### Exercise requirements
Pull every line containing "Convert" from the entries.

::: Material shown

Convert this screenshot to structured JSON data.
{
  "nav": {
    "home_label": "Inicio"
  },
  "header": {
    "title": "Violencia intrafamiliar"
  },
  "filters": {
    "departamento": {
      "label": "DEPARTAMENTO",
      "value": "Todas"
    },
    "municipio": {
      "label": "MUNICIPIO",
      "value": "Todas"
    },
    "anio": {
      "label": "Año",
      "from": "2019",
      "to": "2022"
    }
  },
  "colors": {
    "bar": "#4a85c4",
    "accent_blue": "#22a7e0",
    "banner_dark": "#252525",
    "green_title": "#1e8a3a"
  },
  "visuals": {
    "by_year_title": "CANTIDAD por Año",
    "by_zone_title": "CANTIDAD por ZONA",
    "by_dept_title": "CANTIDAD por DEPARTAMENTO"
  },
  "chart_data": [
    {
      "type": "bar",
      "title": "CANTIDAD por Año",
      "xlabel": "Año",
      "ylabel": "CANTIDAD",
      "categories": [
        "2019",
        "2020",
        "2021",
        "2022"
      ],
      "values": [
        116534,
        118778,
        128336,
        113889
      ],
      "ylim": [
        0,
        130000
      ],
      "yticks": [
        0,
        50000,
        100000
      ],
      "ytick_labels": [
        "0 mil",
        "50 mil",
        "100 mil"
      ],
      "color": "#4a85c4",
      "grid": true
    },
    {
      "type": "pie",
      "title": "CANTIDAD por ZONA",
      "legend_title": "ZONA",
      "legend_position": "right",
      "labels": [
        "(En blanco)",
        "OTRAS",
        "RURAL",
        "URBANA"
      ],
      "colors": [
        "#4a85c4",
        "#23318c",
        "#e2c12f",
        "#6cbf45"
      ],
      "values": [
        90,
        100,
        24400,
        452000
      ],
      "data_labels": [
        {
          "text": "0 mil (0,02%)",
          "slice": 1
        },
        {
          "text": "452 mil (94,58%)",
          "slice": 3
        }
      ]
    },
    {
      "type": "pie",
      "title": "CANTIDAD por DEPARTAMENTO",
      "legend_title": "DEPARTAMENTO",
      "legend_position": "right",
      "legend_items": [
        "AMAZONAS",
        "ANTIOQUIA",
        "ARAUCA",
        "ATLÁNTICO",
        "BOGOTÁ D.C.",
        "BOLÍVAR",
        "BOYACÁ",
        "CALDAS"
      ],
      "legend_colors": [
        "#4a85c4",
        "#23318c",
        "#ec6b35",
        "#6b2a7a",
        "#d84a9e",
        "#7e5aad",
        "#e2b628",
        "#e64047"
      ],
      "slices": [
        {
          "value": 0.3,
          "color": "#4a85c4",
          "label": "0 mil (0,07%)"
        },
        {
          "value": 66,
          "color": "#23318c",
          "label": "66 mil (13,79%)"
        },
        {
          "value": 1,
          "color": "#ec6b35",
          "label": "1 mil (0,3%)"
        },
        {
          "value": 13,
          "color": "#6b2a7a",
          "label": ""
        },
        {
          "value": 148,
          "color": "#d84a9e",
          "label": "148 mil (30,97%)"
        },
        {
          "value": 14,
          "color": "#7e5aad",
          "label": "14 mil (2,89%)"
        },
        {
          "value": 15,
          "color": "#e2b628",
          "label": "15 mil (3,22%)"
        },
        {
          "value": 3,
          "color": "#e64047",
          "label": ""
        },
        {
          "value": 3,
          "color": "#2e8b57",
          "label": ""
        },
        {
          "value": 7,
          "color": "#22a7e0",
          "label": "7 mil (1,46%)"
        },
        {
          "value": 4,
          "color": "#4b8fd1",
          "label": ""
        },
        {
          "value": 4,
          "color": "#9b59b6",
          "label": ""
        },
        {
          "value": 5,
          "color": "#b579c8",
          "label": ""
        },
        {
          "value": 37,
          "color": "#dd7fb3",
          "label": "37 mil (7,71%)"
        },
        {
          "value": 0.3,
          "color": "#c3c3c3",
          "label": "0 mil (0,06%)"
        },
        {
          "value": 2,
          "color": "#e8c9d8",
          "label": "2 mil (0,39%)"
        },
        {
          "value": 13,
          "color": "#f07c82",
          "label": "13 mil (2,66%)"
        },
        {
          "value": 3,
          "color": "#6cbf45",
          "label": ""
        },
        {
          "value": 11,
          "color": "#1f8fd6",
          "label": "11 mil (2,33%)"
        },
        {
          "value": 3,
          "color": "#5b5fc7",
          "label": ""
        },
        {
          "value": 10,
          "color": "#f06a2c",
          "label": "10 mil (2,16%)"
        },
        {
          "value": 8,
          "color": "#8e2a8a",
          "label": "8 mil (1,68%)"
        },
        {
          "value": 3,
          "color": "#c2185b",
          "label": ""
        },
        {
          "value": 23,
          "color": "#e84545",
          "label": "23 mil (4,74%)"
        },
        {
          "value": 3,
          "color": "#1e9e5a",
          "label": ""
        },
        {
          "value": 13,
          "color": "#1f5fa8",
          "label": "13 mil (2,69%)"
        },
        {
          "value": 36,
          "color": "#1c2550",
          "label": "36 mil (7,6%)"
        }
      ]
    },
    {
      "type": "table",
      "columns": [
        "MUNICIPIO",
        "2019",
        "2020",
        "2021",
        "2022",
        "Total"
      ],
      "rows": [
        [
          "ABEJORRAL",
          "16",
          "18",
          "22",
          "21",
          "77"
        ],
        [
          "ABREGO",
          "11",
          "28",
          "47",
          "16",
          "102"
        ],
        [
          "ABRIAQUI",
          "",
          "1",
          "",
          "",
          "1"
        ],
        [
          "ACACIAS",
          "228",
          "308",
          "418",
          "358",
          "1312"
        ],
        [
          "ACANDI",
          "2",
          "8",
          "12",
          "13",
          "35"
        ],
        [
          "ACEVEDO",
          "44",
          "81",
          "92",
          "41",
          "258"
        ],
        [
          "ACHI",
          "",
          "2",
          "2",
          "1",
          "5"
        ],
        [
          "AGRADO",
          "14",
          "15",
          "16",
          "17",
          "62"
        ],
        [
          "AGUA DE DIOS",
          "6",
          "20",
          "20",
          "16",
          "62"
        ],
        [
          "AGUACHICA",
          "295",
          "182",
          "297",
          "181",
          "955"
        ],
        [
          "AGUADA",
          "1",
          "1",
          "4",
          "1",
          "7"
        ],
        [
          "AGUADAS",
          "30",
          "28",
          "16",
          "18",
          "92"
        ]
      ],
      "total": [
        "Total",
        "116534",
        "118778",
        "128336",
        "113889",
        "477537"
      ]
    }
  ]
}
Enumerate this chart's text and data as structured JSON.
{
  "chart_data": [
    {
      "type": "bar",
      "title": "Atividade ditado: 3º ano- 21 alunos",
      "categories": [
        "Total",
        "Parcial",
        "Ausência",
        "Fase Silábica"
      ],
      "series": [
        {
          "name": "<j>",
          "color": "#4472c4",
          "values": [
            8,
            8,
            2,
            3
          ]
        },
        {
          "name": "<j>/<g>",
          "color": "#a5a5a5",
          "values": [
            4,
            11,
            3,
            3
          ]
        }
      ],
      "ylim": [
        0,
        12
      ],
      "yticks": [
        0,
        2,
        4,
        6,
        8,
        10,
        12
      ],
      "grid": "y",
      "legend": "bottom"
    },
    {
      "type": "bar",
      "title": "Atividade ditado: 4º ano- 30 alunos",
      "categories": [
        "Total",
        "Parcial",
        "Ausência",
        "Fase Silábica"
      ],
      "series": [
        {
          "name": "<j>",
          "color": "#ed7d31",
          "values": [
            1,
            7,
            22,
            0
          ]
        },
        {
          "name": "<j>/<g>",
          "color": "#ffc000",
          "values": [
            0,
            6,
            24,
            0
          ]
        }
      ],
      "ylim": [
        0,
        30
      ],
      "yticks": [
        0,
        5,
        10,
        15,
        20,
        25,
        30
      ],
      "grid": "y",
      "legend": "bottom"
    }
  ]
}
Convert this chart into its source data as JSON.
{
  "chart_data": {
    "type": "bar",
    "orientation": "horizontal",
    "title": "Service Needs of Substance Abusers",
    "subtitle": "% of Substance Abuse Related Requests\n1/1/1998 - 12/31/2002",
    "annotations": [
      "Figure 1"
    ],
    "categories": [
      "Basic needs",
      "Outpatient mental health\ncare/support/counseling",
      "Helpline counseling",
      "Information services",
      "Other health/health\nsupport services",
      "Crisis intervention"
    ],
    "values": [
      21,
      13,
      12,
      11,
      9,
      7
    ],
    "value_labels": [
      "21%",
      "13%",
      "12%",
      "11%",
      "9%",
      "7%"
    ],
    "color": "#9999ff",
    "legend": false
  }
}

::::::

### Worked solution
Convert this screenshot to structured JSON data.
Convert this chart into its source data as JSON.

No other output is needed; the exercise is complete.